EXERCISE INPUT:
[Begin]

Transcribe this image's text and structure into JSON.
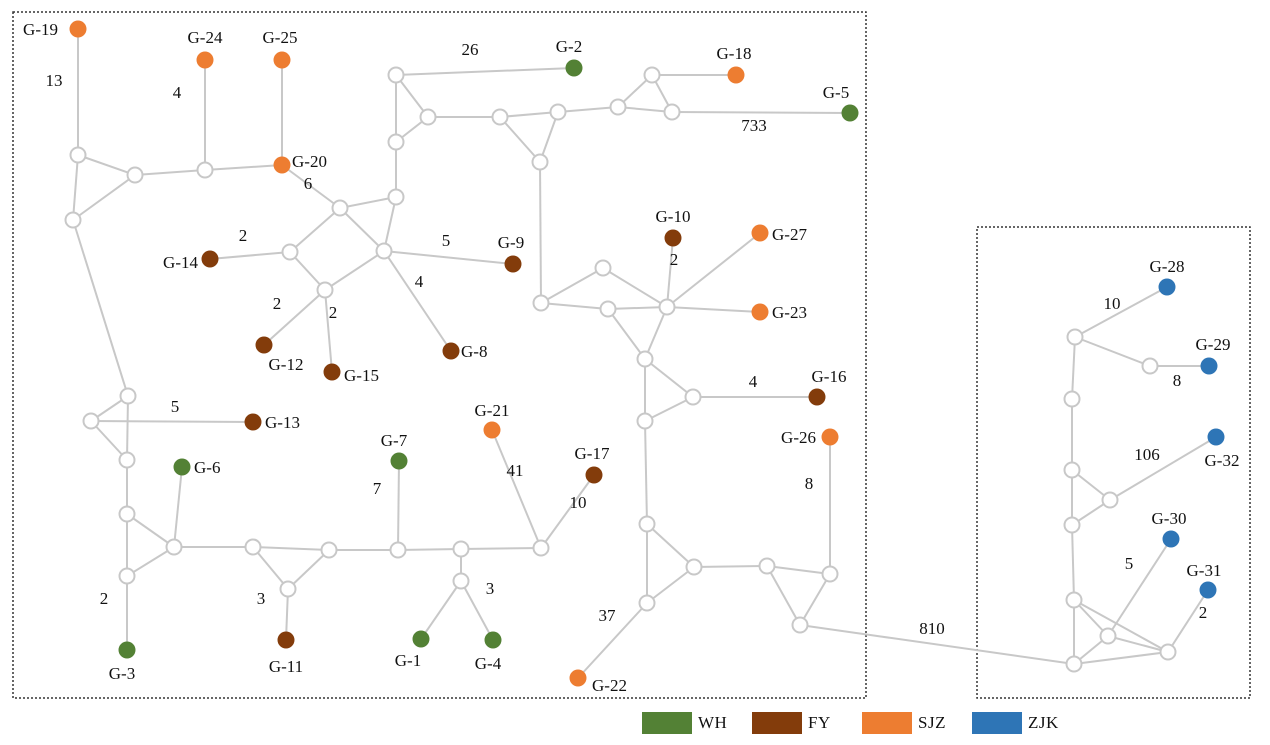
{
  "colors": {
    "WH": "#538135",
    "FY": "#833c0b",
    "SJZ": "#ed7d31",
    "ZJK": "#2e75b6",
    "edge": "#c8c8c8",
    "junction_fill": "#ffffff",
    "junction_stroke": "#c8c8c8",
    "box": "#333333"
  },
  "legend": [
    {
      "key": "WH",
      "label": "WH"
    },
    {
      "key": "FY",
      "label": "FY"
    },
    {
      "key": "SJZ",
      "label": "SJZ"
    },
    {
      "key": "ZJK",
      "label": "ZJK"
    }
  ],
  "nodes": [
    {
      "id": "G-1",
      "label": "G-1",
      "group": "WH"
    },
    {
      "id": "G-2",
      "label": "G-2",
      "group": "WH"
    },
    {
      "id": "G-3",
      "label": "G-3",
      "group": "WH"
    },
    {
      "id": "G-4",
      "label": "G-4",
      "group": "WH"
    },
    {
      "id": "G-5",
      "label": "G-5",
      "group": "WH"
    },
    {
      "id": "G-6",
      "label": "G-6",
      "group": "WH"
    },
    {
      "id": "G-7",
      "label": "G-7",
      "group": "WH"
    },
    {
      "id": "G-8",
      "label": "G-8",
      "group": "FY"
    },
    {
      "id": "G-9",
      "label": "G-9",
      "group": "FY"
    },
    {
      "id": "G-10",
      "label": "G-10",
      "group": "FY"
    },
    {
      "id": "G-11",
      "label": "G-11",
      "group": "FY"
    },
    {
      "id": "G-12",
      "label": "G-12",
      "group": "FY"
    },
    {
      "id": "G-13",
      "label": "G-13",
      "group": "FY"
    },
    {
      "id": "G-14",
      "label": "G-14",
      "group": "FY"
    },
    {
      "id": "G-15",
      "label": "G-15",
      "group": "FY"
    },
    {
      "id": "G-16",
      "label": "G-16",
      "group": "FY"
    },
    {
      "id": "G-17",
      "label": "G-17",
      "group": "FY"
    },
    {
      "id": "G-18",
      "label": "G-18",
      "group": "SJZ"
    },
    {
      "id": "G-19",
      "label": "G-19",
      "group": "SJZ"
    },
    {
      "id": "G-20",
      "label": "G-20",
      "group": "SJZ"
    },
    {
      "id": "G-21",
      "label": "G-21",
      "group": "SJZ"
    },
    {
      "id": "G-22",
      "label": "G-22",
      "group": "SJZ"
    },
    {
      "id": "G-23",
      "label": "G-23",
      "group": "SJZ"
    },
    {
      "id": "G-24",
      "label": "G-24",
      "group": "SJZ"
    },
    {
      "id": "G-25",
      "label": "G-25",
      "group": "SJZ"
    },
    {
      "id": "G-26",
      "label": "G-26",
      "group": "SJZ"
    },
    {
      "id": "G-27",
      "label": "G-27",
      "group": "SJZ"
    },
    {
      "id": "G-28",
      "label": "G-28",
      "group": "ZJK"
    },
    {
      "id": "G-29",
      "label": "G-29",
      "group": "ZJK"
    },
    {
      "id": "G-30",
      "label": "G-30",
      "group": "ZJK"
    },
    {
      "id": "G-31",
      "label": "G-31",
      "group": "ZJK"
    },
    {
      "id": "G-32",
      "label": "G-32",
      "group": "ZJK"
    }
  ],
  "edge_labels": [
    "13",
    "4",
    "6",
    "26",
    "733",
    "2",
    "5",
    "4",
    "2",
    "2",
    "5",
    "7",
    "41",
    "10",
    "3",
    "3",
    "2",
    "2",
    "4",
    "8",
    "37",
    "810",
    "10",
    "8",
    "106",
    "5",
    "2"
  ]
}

[End]

PROBLEM TO SOLVE: Leave out the pictures and retype every line above exactly.

ANSWER:
Transcribe this image's text and structure into JSON.
{
  "colors": {
    "WH": "#538135",
    "FY": "#833c0b",
    "SJZ": "#ed7d31",
    "ZJK": "#2e75b6",
    "edge": "#c8c8c8",
    "junction_fill": "#ffffff",
    "junction_stroke": "#c8c8c8",
    "box": "#333333"
  },
  "legend": [
    {
      "key": "WH",
      "label": "WH"
    },
    {
      "key": "FY",
      "label": "FY"
    },
    {
      "key": "SJZ",
      "label": "SJZ"
    },
    {
      "key": "ZJK",
      "label": "ZJK"
    }
  ],
  "nodes": [
    {
      "id": "G-1",
      "label": "G-1",
      "group": "WH"
    },
    {
      "id": "G-2",
      "label": "G-2",
      "group": "WH"
    },
    {
      "id": "G-3",
      "label": "G-3",
      "group": "WH"
    },
    {
      "id": "G-4",
      "label": "G-4",
      "group": "WH"
    },
    {
      "id": "G-5",
      "label": "G-5",
      "group": "WH"
    },
    {
      "id": "G-6",
      "label": "G-6",
      "group": "WH"
    },
    {
      "id": "G-7",
      "label": "G-7",
      "group": "WH"
    },
    {
      "id": "G-8",
      "label": "G-8",
      "group": "FY"
    },
    {
      "id": "G-9",
      "label": "G-9",
      "group": "FY"
    },
    {
      "id": "G-10",
      "label": "G-10",
      "group": "FY"
    },
    {
      "id": "G-11",
      "label": "G-11",
      "group": "FY"
    },
    {
      "id": "G-12",
      "label": "G-12",
      "group": "FY"
    },
    {
      "id": "G-13",
      "label": "G-13",
      "group": "FY"
    },
    {
      "id": "G-14",
      "label": "G-14",
      "group": "FY"
    },
    {
      "id": "G-15",
      "label": "G-15",
      "group": "FY"
    },
    {
      "id": "G-16",
      "label": "G-16",
      "group": "FY"
    },
    {
      "id": "G-17",
      "label": "G-17",
      "group": "FY"
    },
    {
      "id": "G-18",
      "label": "G-18",
      "group": "SJZ"
    },
    {
      "id": "G-19",
      "label": "G-19",
      "group": "SJZ"
    },
    {
      "id": "G-20",
      "label": "G-20",
      "group": "SJZ"
    },
    {
      "id": "G-21",
      "label": "G-21",
      "group": "SJZ"
    },
    {
      "id": "G-22",
      "label": "G-22",
      "group": "SJZ"
    },
    {
      "id": "G-23",
      "label": "G-23",
      "group": "SJZ"
    },
    {
      "id": "G-24",
      "label": "G-24",
      "group": "SJZ"
    },
    {
      "id": "G-25",
      "label": "G-25",
      "group": "SJZ"
    },
    {
      "id": "G-26",
      "label": "G-26",
      "group": "SJZ"
    },
    {
      "id": "G-27",
      "label": "G-27",
      "group": "SJZ"
    },
    {
      "id": "G-28",
      "label": "G-28",
      "group": "ZJK"
    },
    {
      "id": "G-29",
      "label": "G-29",
      "group": "ZJK"
    },
    {
      "id": "G-30",
      "label": "G-30",
      "group": "ZJK"
    },
    {
      "id": "G-31",
      "label": "G-31",
      "group": "ZJK"
    },
    {
      "id": "G-32",
      "label": "G-32",
      "group": "ZJK"
    }
  ],
  "edge_labels": [
    "13",
    "4",
    "6",
    "26",
    "733",
    "2",
    "5",
    "4",
    "2",
    "2",
    "5",
    "7",
    "41",
    "10",
    "3",
    "3",
    "2",
    "2",
    "4",
    "8",
    "37",
    "810",
    "10",
    "8",
    "106",
    "5",
    "2"
  ]
}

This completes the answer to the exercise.